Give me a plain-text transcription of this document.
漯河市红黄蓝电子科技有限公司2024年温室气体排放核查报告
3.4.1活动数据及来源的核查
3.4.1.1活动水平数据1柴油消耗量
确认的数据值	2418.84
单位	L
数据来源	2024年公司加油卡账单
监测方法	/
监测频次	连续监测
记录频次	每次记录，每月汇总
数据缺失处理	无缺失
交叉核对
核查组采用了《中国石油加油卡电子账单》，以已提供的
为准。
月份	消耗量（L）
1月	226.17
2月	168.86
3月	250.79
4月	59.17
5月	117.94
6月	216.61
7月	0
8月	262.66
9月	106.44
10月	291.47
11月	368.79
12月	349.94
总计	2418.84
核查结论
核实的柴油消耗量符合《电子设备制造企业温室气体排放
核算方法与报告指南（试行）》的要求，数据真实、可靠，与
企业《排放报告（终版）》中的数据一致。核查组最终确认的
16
——
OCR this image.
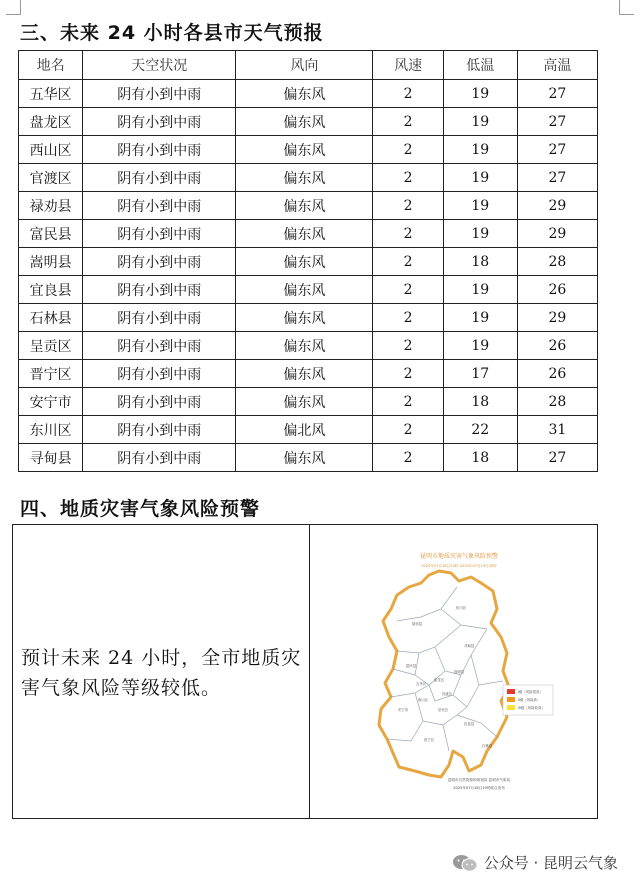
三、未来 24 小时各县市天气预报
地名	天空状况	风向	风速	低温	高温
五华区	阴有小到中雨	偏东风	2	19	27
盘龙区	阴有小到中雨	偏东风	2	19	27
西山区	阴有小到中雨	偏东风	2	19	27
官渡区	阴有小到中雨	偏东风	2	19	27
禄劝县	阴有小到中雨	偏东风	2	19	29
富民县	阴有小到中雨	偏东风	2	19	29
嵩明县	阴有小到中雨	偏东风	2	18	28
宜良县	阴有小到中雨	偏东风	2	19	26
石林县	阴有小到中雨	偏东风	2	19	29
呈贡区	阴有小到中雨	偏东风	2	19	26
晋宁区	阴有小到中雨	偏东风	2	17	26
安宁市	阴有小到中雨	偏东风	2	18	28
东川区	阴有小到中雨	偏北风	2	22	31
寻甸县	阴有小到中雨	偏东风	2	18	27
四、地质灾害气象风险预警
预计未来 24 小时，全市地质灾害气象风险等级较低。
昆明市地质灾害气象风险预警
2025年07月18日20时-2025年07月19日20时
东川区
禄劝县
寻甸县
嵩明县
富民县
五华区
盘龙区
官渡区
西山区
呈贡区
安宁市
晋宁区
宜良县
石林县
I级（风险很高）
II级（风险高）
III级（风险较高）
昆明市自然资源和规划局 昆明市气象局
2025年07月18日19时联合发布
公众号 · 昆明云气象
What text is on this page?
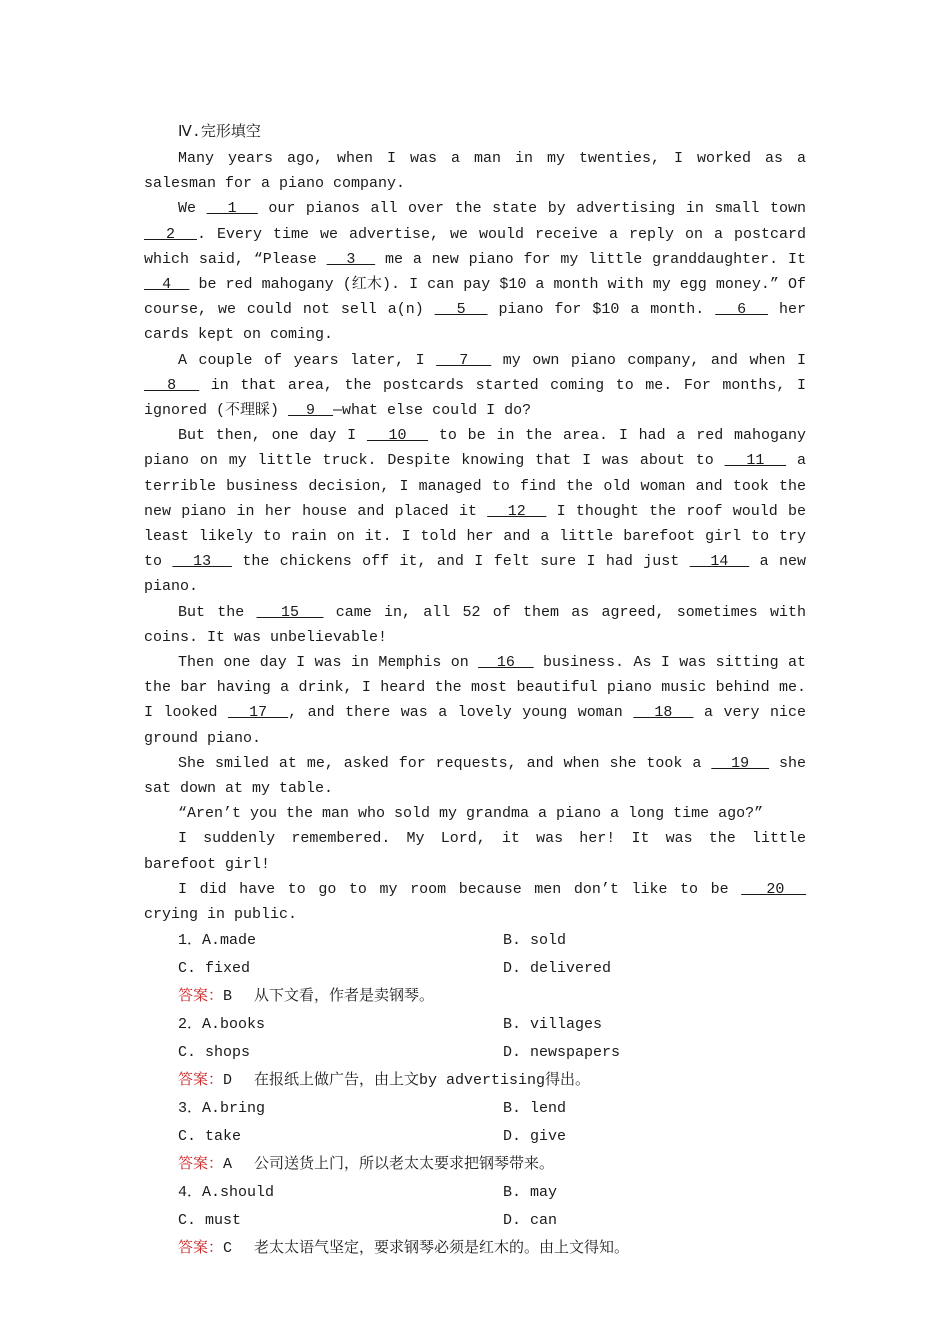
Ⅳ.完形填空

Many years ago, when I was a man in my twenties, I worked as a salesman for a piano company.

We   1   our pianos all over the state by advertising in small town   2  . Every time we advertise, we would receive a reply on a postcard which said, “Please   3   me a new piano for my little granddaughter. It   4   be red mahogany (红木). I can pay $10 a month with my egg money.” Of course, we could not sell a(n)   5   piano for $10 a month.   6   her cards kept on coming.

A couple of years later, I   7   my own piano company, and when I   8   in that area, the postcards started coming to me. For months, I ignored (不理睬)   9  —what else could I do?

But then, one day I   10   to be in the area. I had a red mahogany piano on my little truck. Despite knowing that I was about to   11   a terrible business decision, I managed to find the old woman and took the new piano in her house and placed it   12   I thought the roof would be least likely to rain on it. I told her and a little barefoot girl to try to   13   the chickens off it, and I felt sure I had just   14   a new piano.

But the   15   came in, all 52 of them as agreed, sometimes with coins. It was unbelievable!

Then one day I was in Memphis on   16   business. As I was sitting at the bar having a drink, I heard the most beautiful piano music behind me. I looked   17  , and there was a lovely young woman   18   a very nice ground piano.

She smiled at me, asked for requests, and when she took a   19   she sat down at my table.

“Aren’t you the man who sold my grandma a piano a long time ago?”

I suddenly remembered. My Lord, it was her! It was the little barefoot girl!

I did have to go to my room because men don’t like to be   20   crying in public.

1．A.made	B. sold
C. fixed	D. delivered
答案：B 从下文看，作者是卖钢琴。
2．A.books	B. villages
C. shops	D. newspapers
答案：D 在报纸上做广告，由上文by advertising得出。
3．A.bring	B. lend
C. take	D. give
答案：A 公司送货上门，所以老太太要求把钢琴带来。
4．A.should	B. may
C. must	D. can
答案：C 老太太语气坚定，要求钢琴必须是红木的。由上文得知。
——
Locate the word "coming" in the data above. Copy every line carrying it.

We   1   our pianos all over the state by advertising in small town   2  . Every time we advertise, we would receive a reply on a postcard which said, “Please   3   me a new piano for my little granddaughter. It   4   be red mahogany (红木). I can pay $10 a month with my egg money.” Of course, we could not sell a(n)   5   piano for $10 a month.   6   her cards kept on coming.
A couple of years later, I   7   my own piano company, and when I   8   in that area, the postcards started coming to me. For months, I ignored (不理睬)   9  —what else could I do?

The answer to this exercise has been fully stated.